**Stated problem**
Leave out the pictures and copy every record exactly.

**The records**

□ □ □ □

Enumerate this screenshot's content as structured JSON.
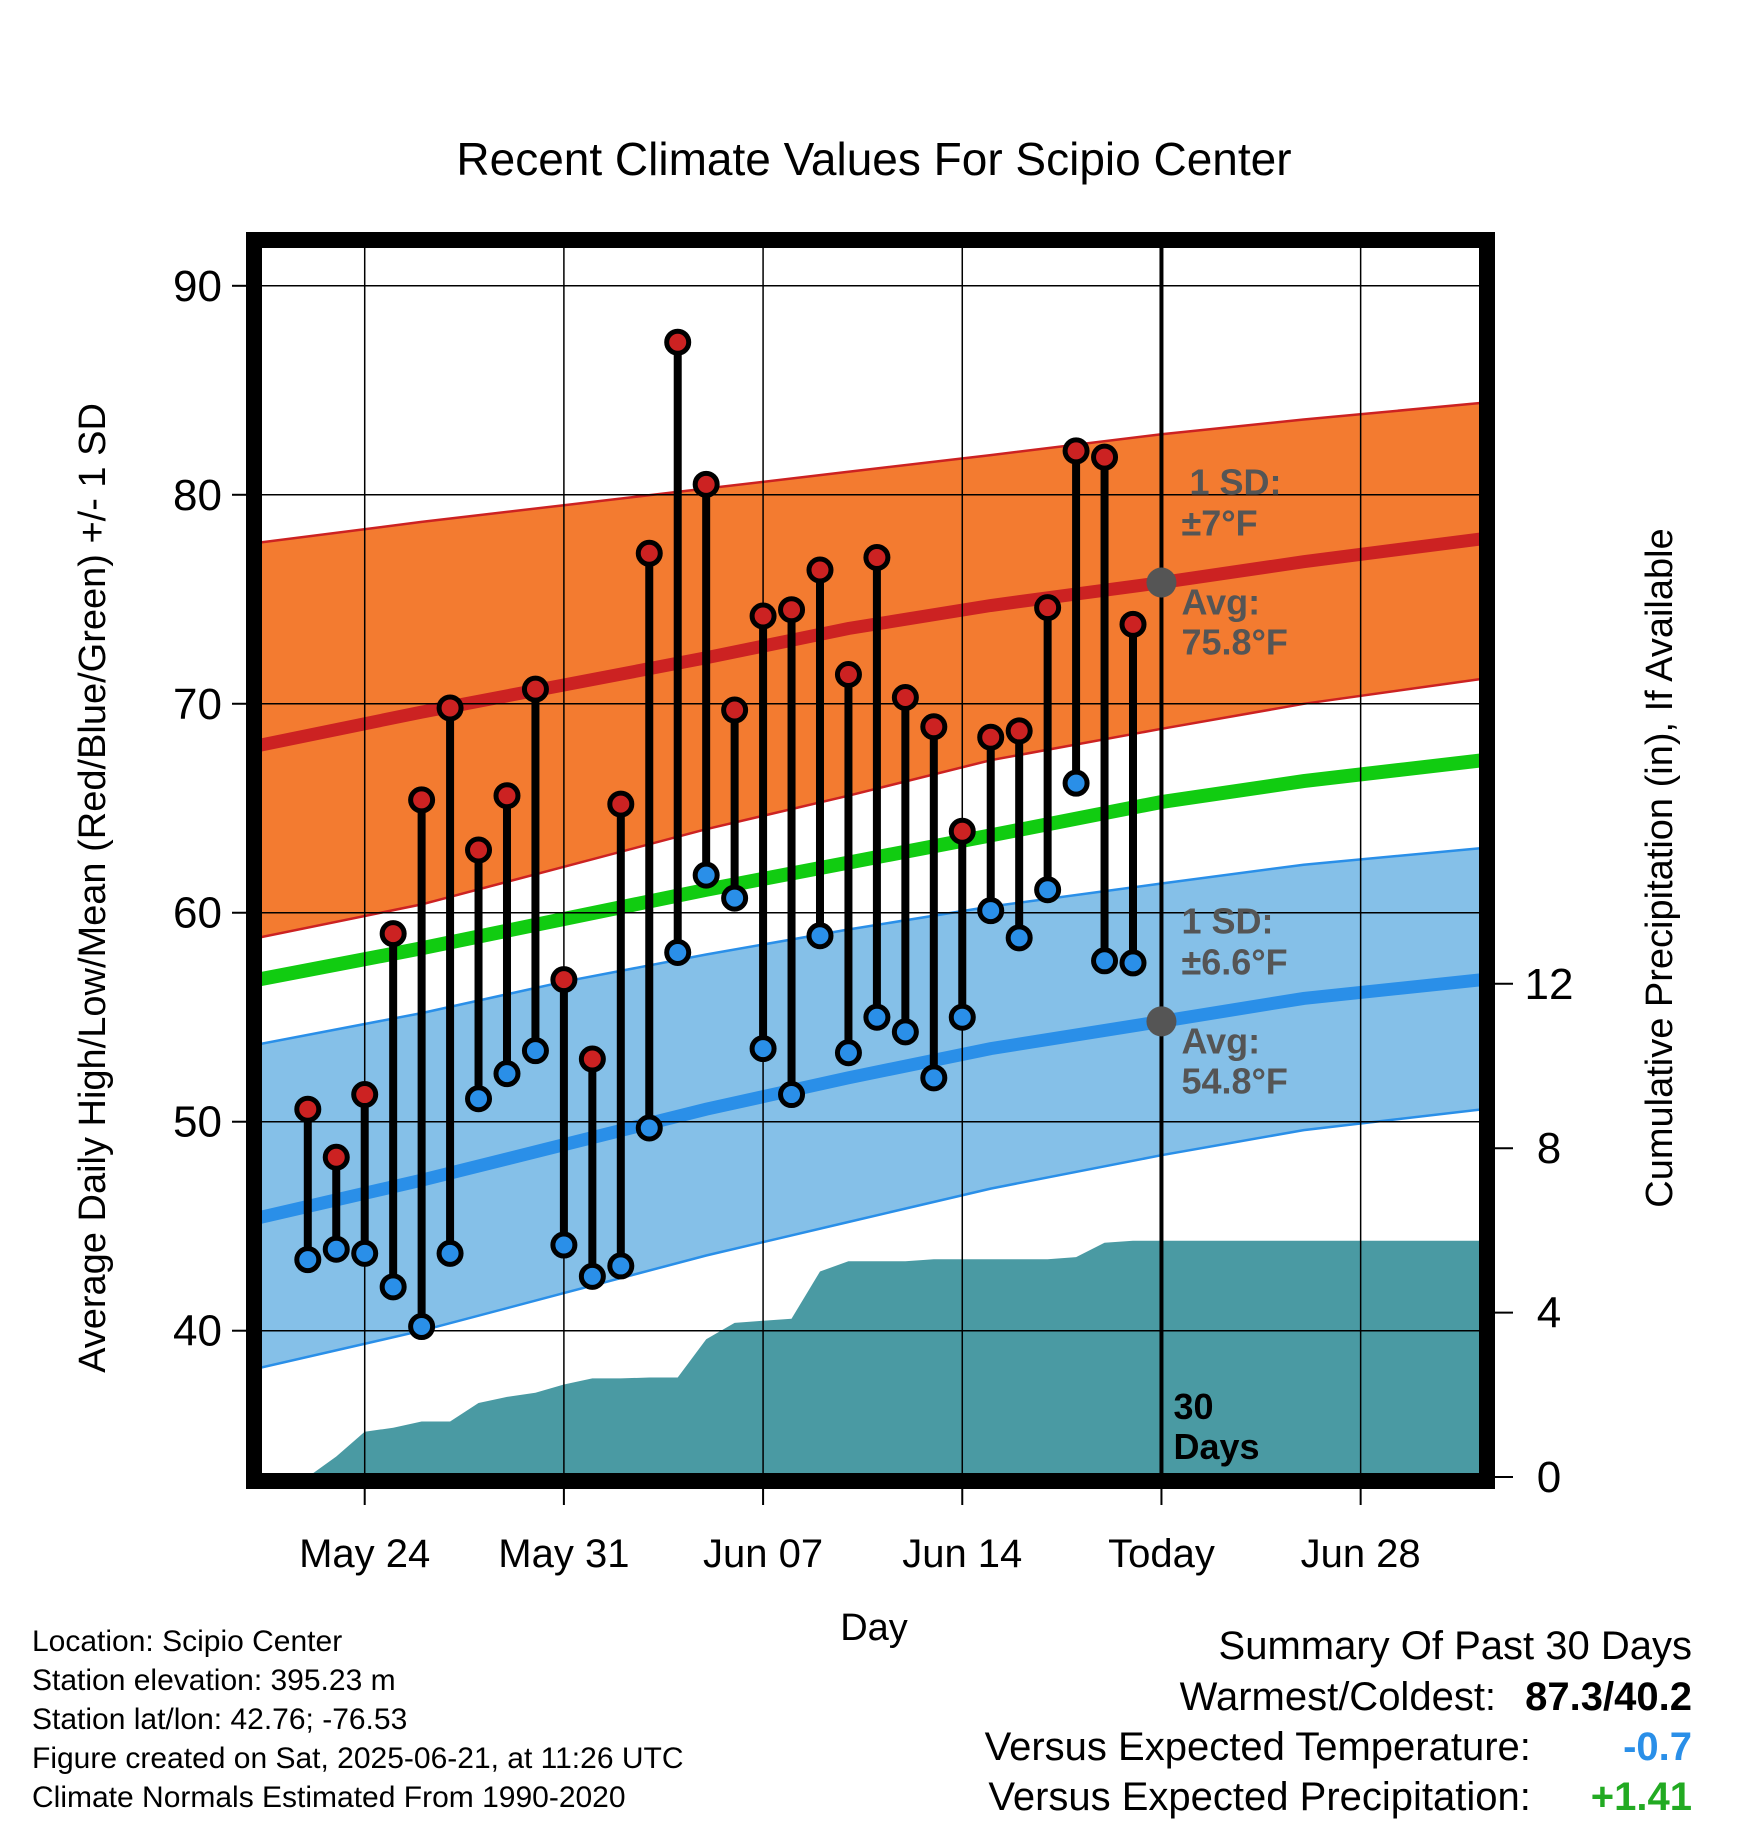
{
  "chart_data": {
    "type": "line",
    "title": "Recent Climate Values For Scipio Center",
    "xlabel": "Day",
    "ylabel": "Average Daily High/Low/Mean (Red/Blue/Green) +/- 1 SD",
    "y2label": "Cumulative Precipitation (in), If Available",
    "ylim": [
      33,
      92
    ],
    "y2lim": [
      0,
      30
    ],
    "xlim": [
      -0.75,
      42.3
    ],
    "x_ticks": [
      {
        "day": 3,
        "label": "May 24"
      },
      {
        "day": 10,
        "label": "May 31"
      },
      {
        "day": 17,
        "label": "Jun 07"
      },
      {
        "day": 24,
        "label": "Jun 14"
      },
      {
        "day": 31,
        "label": "Today"
      },
      {
        "day": 38,
        "label": "Jun 28"
      }
    ],
    "y_ticks": [
      40,
      50,
      60,
      70,
      80,
      90
    ],
    "y2_ticks": [
      0,
      4,
      8,
      12
    ],
    "grid": true,
    "today_day": 31,
    "window_label": "30 Days",
    "normals": {
      "x": [
        -0.75,
        5,
        10,
        15,
        20,
        25,
        31,
        36,
        42.3
      ],
      "high_mean": [
        68.0,
        69.6,
        70.9,
        72.2,
        73.6,
        74.7,
        75.8,
        76.8,
        77.9
      ],
      "high_upper": [
        77.7,
        78.7,
        79.5,
        80.3,
        81.1,
        81.9,
        82.9,
        83.6,
        84.4
      ],
      "high_lower": [
        58.8,
        60.4,
        62.2,
        64.0,
        65.6,
        67.3,
        68.8,
        70.0,
        71.2
      ],
      "mean_line": [
        56.8,
        58.3,
        59.7,
        61.1,
        62.4,
        63.7,
        65.3,
        66.3,
        67.3
      ],
      "low_mean": [
        45.4,
        47.2,
        48.9,
        50.6,
        52.1,
        53.5,
        54.8,
        55.9,
        56.8
      ],
      "low_upper": [
        53.7,
        55.2,
        56.7,
        58.0,
        59.2,
        60.3,
        61.4,
        62.3,
        63.1
      ],
      "low_lower": [
        38.2,
        40.0,
        41.8,
        43.6,
        45.2,
        46.8,
        48.4,
        49.6,
        50.6
      ]
    },
    "annotations": {
      "high": {
        "sd_label": "1 SD:",
        "sd_value": "±7°F",
        "avg_label": "Avg:",
        "avg_value": "75.8°F",
        "avg": 75.8
      },
      "low": {
        "sd_label": "1 SD:",
        "sd_value": "±6.6°F",
        "avg_label": "Avg:",
        "avg_value": "54.8°F",
        "avg": 54.8
      }
    },
    "series": [
      {
        "name": "High",
        "color": "#cc2222",
        "x": [
          1,
          2,
          3,
          4,
          5,
          6,
          7,
          8,
          9,
          10,
          11,
          12,
          13,
          14,
          15,
          16,
          17,
          18,
          19,
          20,
          21,
          22,
          23,
          24,
          25,
          26,
          27,
          28,
          29,
          30
        ],
        "values": [
          50.6,
          48.3,
          51.3,
          59.0,
          65.4,
          69.8,
          63.0,
          65.6,
          70.7,
          56.8,
          53.0,
          65.2,
          77.2,
          87.3,
          80.5,
          69.7,
          74.2,
          74.5,
          76.4,
          71.4,
          77.0,
          70.3,
          68.9,
          63.9,
          68.4,
          68.7,
          74.6,
          82.1,
          81.8,
          73.8
        ]
      },
      {
        "name": "Low",
        "color": "#2a8fe8",
        "x": [
          1,
          2,
          3,
          4,
          5,
          6,
          7,
          8,
          9,
          10,
          11,
          12,
          13,
          14,
          15,
          16,
          17,
          18,
          19,
          20,
          21,
          22,
          23,
          24,
          25,
          26,
          27,
          28,
          29,
          30
        ],
        "values": [
          43.4,
          43.9,
          43.7,
          42.1,
          40.2,
          43.7,
          51.1,
          52.3,
          53.4,
          44.1,
          42.6,
          43.1,
          49.7,
          58.1,
          61.8,
          60.7,
          53.5,
          51.3,
          58.9,
          53.3,
          55.0,
          54.3,
          52.1,
          55.0,
          60.1,
          58.8,
          61.1,
          66.2,
          57.7,
          57.6
        ]
      },
      {
        "name": "Precipitation",
        "color": "#4a9aa3",
        "x": [
          1,
          2,
          3,
          4,
          5,
          6,
          7,
          8,
          9,
          10,
          11,
          12,
          13,
          14,
          15,
          16,
          17,
          18,
          19,
          20,
          21,
          22,
          23,
          24,
          25,
          26,
          27,
          28,
          29,
          30,
          31,
          42.3
        ],
        "values": [
          0,
          0.5,
          1.1,
          1.2,
          1.35,
          1.35,
          1.8,
          1.95,
          2.05,
          2.25,
          2.4,
          2.4,
          2.42,
          2.42,
          3.35,
          3.75,
          3.8,
          3.85,
          5.0,
          5.25,
          5.25,
          5.25,
          5.3,
          5.3,
          5.3,
          5.3,
          5.3,
          5.35,
          5.7,
          5.75,
          5.75,
          5.75
        ]
      }
    ]
  },
  "info": {
    "location": "Location: Scipio Center",
    "elevation": "Station elevation: 395.23 m",
    "latlon": "Station lat/lon: 42.76; -76.53",
    "created": "Figure created on Sat, 2025-06-21, at 11:26 UTC",
    "normals": "Climate Normals Estimated From 1990-2020"
  },
  "summary": {
    "heading": "Summary Of Past 30 Days",
    "warmest_label": "Warmest/Coldest:",
    "warmest_value": "87.3/40.2",
    "temp_label": "Versus Expected Temperature:",
    "temp_value": "-0.7",
    "temp_color": "#2a8fe8",
    "precip_label": "Versus Expected Precipitation:",
    "precip_value": "+1.41",
    "precip_color": "#22aa22"
  },
  "colors": {
    "high_band": "#f37b30",
    "high_line": "#cc2222",
    "low_band": "#85c0e8",
    "low_line": "#2a8fe8",
    "mean_line": "#11cc11",
    "precip": "#4a9aa3",
    "annotation": "#555555"
  }
}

□ □ □ □

**Worked answer**
Enumerate this screenshot's content as structured JSON.
{
  "chart_data": {
    "type": "line",
    "title": "Recent Climate Values For Scipio Center",
    "xlabel": "Day",
    "ylabel": "Average Daily High/Low/Mean (Red/Blue/Green) +/- 1 SD",
    "y2label": "Cumulative Precipitation (in), If Available",
    "ylim": [
      33,
      92
    ],
    "y2lim": [
      0,
      30
    ],
    "xlim": [
      -0.75,
      42.3
    ],
    "x_ticks": [
      {
        "day": 3,
        "label": "May 24"
      },
      {
        "day": 10,
        "label": "May 31"
      },
      {
        "day": 17,
        "label": "Jun 07"
      },
      {
        "day": 24,
        "label": "Jun 14"
      },
      {
        "day": 31,
        "label": "Today"
      },
      {
        "day": 38,
        "label": "Jun 28"
      }
    ],
    "y_ticks": [
      40,
      50,
      60,
      70,
      80,
      90
    ],
    "y2_ticks": [
      0,
      4,
      8,
      12
    ],
    "grid": true,
    "today_day": 31,
    "window_label": "30 Days",
    "normals": {
      "x": [
        -0.75,
        5,
        10,
        15,
        20,
        25,
        31,
        36,
        42.3
      ],
      "high_mean": [
        68.0,
        69.6,
        70.9,
        72.2,
        73.6,
        74.7,
        75.8,
        76.8,
        77.9
      ],
      "high_upper": [
        77.7,
        78.7,
        79.5,
        80.3,
        81.1,
        81.9,
        82.9,
        83.6,
        84.4
      ],
      "high_lower": [
        58.8,
        60.4,
        62.2,
        64.0,
        65.6,
        67.3,
        68.8,
        70.0,
        71.2
      ],
      "mean_line": [
        56.8,
        58.3,
        59.7,
        61.1,
        62.4,
        63.7,
        65.3,
        66.3,
        67.3
      ],
      "low_mean": [
        45.4,
        47.2,
        48.9,
        50.6,
        52.1,
        53.5,
        54.8,
        55.9,
        56.8
      ],
      "low_upper": [
        53.7,
        55.2,
        56.7,
        58.0,
        59.2,
        60.3,
        61.4,
        62.3,
        63.1
      ],
      "low_lower": [
        38.2,
        40.0,
        41.8,
        43.6,
        45.2,
        46.8,
        48.4,
        49.6,
        50.6
      ]
    },
    "annotations": {
      "high": {
        "sd_label": "1 SD:",
        "sd_value": "±7°F",
        "avg_label": "Avg:",
        "avg_value": "75.8°F",
        "avg": 75.8
      },
      "low": {
        "sd_label": "1 SD:",
        "sd_value": "±6.6°F",
        "avg_label": "Avg:",
        "avg_value": "54.8°F",
        "avg": 54.8
      }
    },
    "series": [
      {
        "name": "High",
        "color": "#cc2222",
        "x": [
          1,
          2,
          3,
          4,
          5,
          6,
          7,
          8,
          9,
          10,
          11,
          12,
          13,
          14,
          15,
          16,
          17,
          18,
          19,
          20,
          21,
          22,
          23,
          24,
          25,
          26,
          27,
          28,
          29,
          30
        ],
        "values": [
          50.6,
          48.3,
          51.3,
          59.0,
          65.4,
          69.8,
          63.0,
          65.6,
          70.7,
          56.8,
          53.0,
          65.2,
          77.2,
          87.3,
          80.5,
          69.7,
          74.2,
          74.5,
          76.4,
          71.4,
          77.0,
          70.3,
          68.9,
          63.9,
          68.4,
          68.7,
          74.6,
          82.1,
          81.8,
          73.8
        ]
      },
      {
        "name": "Low",
        "color": "#2a8fe8",
        "x": [
          1,
          2,
          3,
          4,
          5,
          6,
          7,
          8,
          9,
          10,
          11,
          12,
          13,
          14,
          15,
          16,
          17,
          18,
          19,
          20,
          21,
          22,
          23,
          24,
          25,
          26,
          27,
          28,
          29,
          30
        ],
        "values": [
          43.4,
          43.9,
          43.7,
          42.1,
          40.2,
          43.7,
          51.1,
          52.3,
          53.4,
          44.1,
          42.6,
          43.1,
          49.7,
          58.1,
          61.8,
          60.7,
          53.5,
          51.3,
          58.9,
          53.3,
          55.0,
          54.3,
          52.1,
          55.0,
          60.1,
          58.8,
          61.1,
          66.2,
          57.7,
          57.6
        ]
      },
      {
        "name": "Precipitation",
        "color": "#4a9aa3",
        "x": [
          1,
          2,
          3,
          4,
          5,
          6,
          7,
          8,
          9,
          10,
          11,
          12,
          13,
          14,
          15,
          16,
          17,
          18,
          19,
          20,
          21,
          22,
          23,
          24,
          25,
          26,
          27,
          28,
          29,
          30,
          31,
          42.3
        ],
        "values": [
          0,
          0.5,
          1.1,
          1.2,
          1.35,
          1.35,
          1.8,
          1.95,
          2.05,
          2.25,
          2.4,
          2.4,
          2.42,
          2.42,
          3.35,
          3.75,
          3.8,
          3.85,
          5.0,
          5.25,
          5.25,
          5.25,
          5.3,
          5.3,
          5.3,
          5.3,
          5.3,
          5.35,
          5.7,
          5.75,
          5.75,
          5.75
        ]
      }
    ]
  },
  "info": {
    "location": "Location: Scipio Center",
    "elevation": "Station elevation: 395.23 m",
    "latlon": "Station lat/lon: 42.76; -76.53",
    "created": "Figure created on Sat, 2025-06-21, at 11:26 UTC",
    "normals": "Climate Normals Estimated From 1990-2020"
  },
  "summary": {
    "heading": "Summary Of Past 30 Days",
    "warmest_label": "Warmest/Coldest:",
    "warmest_value": "87.3/40.2",
    "temp_label": "Versus Expected Temperature:",
    "temp_value": "-0.7",
    "temp_color": "#2a8fe8",
    "precip_label": "Versus Expected Precipitation:",
    "precip_value": "+1.41",
    "precip_color": "#22aa22"
  },
  "colors": {
    "high_band": "#f37b30",
    "high_line": "#cc2222",
    "low_band": "#85c0e8",
    "low_line": "#2a8fe8",
    "mean_line": "#11cc11",
    "precip": "#4a9aa3",
    "annotation": "#555555"
  }
}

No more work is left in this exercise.